*Selected text:*

Hard Things Are Hard

sunflowers_2167723_400One morning, a long time ago, I called a friend with whom I had not spoken in awhile. He happened to be at home. In fact, he was at home in bed, quite sick. My friend had one of those high-pressure jobs, the kind of job where almost any decision he made would inevitably affect the lives of others. He had just finished making some of those very hard decisions, and the stress of it all had made him physically sick. We talked awhile about all of that. Then my ailing friend spoke a phrase into the phone that found its way into the center of my life. Summing up the whole story of his heavy burden, my friend said this:

Hard things are hard. Sometimes life is just plain hard. You can’t escape it or get around it; you just have to live through it. Hard things are hard.

My weary friend unintentionally uttered the absolute truth in that sickbed sentence. After all, hard things are hard. You cannot escape life’s hard things. There are no detours around them or shortcuts over them. All the power of positive thinking you can muster will not take the hard edge off hard things. All the “silver lining in every cloud” clichés you can recite will not make that which is truly hard into something soft or easy. My friend was right. Hard things are hard. From where do hard things come? And what do we do with them when they come to us?

From where do the hard things come? Well, some of the hard things are our own doing. Some of the hard things are our own creations. We make wrong choices, and those wrong choices carry with them their own inevitable, inherent consequences and results. We really do reap what we sow, not because God needs to get back at us, but because our deeds carry their own results. Some of our hardest hard things are simply the inevitable results of our own sin. When we try to be something other than what God created and redeemed us to be, then our wrong choice, our sin, carries with it its own inherent, inevitable results.

So many of the hardest hard things in our lives are the inevitable results of our own wrong choices. If we choose to abuse our bodies, we then live with the hard reality of diminished strength and broken health. If we choose to break our vows of marital faithfulness, we then live with the hard reality of fractured trust and a fragmented life. If we choose to live day after day after day without ever pulling aside from the noise of life to talk to God, listen to God, and to put ourselves where God can have a chance with us, then we will live with the hard reality that there is simply no quiet peace, no clear direction, and no sustaining courage at the center of our soul.

*Work instructions:*
1. In the essay titled "Hard Things Are Hard," what made the writer's friend physically sick?
2. Carry the essay titled "Hard Things Are Hard" forward from its last sentence, keeping its voice.

*Supplied material:*
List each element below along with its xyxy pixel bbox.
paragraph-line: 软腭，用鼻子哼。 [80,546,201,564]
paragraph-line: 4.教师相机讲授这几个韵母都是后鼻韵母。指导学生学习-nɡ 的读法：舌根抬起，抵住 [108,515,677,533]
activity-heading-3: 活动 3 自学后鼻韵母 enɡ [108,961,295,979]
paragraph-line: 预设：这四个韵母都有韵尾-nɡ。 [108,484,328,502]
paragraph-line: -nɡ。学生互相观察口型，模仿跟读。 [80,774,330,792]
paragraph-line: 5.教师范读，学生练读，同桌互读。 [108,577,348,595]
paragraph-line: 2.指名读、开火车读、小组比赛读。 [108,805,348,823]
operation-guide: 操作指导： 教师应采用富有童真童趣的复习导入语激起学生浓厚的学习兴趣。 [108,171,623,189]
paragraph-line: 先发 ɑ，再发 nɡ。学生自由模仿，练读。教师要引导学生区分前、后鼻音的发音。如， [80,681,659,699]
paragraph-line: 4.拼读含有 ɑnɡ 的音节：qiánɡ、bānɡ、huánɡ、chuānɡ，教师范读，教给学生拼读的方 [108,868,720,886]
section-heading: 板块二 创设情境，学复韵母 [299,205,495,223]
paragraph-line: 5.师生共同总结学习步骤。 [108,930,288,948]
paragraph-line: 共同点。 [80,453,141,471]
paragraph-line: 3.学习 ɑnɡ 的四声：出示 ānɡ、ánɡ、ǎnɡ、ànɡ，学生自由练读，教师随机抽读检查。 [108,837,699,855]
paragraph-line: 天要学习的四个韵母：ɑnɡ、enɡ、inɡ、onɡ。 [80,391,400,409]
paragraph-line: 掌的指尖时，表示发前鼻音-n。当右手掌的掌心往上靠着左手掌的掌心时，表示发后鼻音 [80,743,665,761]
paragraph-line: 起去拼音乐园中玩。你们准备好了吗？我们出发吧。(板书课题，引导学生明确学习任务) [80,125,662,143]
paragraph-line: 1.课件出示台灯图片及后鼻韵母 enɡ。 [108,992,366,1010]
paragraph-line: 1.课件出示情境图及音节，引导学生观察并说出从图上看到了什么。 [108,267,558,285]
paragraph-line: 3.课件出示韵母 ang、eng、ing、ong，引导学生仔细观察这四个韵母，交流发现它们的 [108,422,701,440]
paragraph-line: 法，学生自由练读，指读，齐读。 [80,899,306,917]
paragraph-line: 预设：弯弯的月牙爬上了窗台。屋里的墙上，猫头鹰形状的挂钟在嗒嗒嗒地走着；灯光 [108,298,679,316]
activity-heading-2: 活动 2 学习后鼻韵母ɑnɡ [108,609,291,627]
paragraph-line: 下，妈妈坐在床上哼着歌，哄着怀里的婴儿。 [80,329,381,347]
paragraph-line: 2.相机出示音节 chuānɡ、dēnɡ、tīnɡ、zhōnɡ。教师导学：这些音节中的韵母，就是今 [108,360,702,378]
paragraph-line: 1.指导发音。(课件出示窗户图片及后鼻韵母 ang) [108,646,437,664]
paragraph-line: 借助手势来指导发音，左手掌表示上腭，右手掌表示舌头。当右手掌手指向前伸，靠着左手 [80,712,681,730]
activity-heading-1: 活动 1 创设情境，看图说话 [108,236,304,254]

*Answers to each task:*
1. The stress of making some very hard decisions in his high-pressure job made him physically sick.

2.
Some of the hardest hard things in our lives are simply our own doing. The pain, the embarrassment, and the alienation that result from our sinful choices constitute some of the hardest hard things in our lives. Hard things are hard, and sometimes the hard things are of our own making—but not always. Not all the hard things can be traced to some sinful choice that we have made. Sometimes, the hardest hard things that come into our lives are things over which we have absolutely no control. Someone else makes a choice, and we get caught in the ripples, or trapped in the shadow, or drowned in the wake of their decision.

Those secondhand hard things are all around us. A madman on the other side of the world decides to oppress his corner of the globe, and a five-year-old boy watches his daddy board a ship for Saudi Arabia. Hard things are hard. A person with a twisted mind decides to do violence to another human being, and a stunned family carries with them for the rest of their lives the memory of a lost loved one and a scar that never fully fades. Hard things are hard. Someone decides to tell a vicious lie about a rival or an opponent, and a sterling reputation is turned black and blue by the subtle bruise of a rumor. Hard things are hard.

Hard things are hard, and sometimes life’s hardest hard things land in the laps of life’s most innocent bystanders. Hard things are hard. Some of life’s hard things are our own doing; we can trace them to our own sin. But some of life’s hard things are the far-flying shrapnel of someone else’s tragic choice, the far-reaching ripples of which engulf our lives in uninvited pain. And, then, some of life’s hard things cannot be traced to anybody’s sin—ours or anybody else’s. They just come. And when they come, those hard things are hard.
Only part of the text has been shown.